• [OBJECTIVE] Every line below that holds the string "xlabel" should be copied out.

··· THE INPUT ···

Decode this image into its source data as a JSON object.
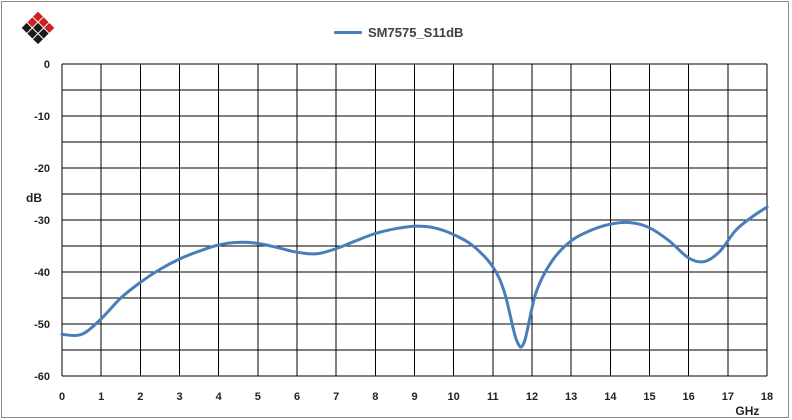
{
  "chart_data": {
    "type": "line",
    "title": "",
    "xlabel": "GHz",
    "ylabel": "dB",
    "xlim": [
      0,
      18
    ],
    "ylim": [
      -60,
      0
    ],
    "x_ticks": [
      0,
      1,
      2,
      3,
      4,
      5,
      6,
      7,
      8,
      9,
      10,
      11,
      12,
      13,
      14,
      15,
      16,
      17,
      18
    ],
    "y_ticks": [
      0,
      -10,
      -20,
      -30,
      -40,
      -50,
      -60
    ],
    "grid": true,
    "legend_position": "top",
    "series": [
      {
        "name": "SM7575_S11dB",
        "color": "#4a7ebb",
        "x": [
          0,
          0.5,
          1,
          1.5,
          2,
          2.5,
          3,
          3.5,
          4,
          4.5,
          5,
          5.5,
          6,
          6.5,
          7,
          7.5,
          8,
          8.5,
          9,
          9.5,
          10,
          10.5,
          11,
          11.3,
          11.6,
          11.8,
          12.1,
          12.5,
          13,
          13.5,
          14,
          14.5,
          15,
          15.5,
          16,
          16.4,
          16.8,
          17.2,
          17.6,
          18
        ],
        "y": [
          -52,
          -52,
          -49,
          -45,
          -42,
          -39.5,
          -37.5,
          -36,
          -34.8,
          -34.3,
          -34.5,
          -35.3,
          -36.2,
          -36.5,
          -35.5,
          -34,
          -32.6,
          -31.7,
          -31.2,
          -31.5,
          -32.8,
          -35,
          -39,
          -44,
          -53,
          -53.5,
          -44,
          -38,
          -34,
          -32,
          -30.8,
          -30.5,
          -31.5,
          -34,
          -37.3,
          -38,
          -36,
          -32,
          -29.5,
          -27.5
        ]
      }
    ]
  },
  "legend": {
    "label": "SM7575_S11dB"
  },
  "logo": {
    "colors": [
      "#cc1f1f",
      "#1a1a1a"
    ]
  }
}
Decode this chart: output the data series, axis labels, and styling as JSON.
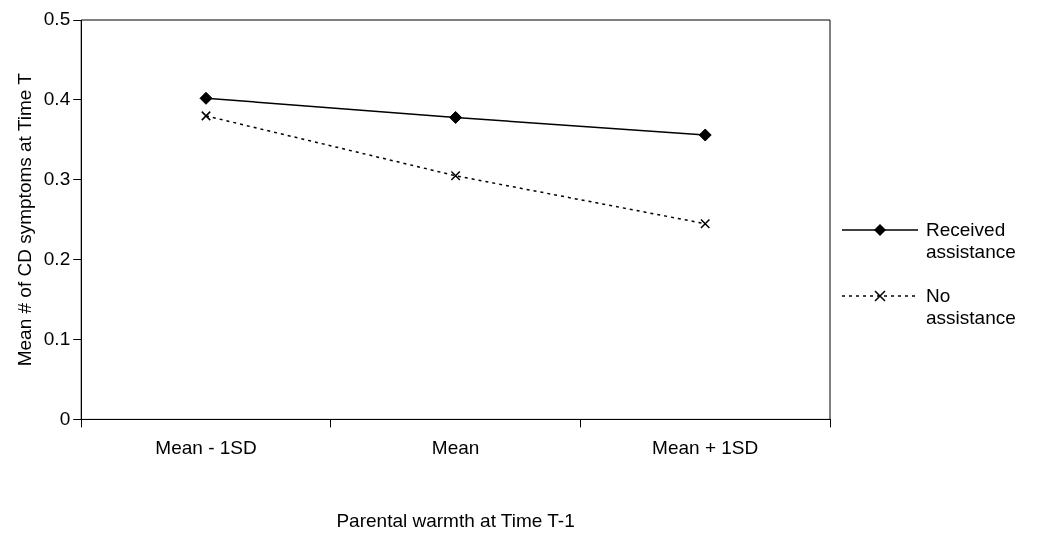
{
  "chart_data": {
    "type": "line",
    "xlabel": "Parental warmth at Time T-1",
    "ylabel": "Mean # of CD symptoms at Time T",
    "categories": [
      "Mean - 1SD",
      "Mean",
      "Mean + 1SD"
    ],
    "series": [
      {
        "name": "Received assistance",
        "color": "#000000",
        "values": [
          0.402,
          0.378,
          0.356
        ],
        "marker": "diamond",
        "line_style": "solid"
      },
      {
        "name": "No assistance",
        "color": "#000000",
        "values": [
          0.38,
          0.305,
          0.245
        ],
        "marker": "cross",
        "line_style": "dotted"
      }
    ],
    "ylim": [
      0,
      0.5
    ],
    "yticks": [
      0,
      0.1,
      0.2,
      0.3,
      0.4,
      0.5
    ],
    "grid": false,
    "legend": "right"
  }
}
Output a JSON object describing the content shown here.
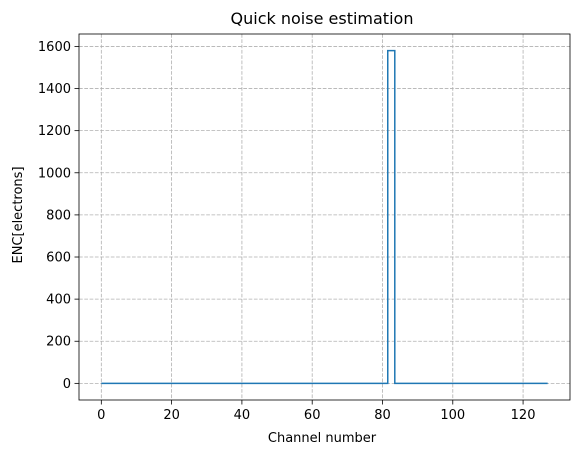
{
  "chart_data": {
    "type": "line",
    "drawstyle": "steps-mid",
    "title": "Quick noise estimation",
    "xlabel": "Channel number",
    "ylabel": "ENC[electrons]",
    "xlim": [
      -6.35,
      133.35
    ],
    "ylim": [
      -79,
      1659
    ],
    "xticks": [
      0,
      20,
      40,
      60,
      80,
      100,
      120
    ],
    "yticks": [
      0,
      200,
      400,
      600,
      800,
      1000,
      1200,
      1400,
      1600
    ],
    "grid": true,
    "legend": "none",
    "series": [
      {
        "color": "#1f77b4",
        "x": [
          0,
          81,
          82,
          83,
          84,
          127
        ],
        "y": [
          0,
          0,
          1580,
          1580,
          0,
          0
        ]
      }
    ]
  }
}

···

• [ANSWER TO THE TASK]
    "xlabel": "GHz",
    "xlabel": "Parental warmth at Time T-1",
    "xlabel": "Channel number",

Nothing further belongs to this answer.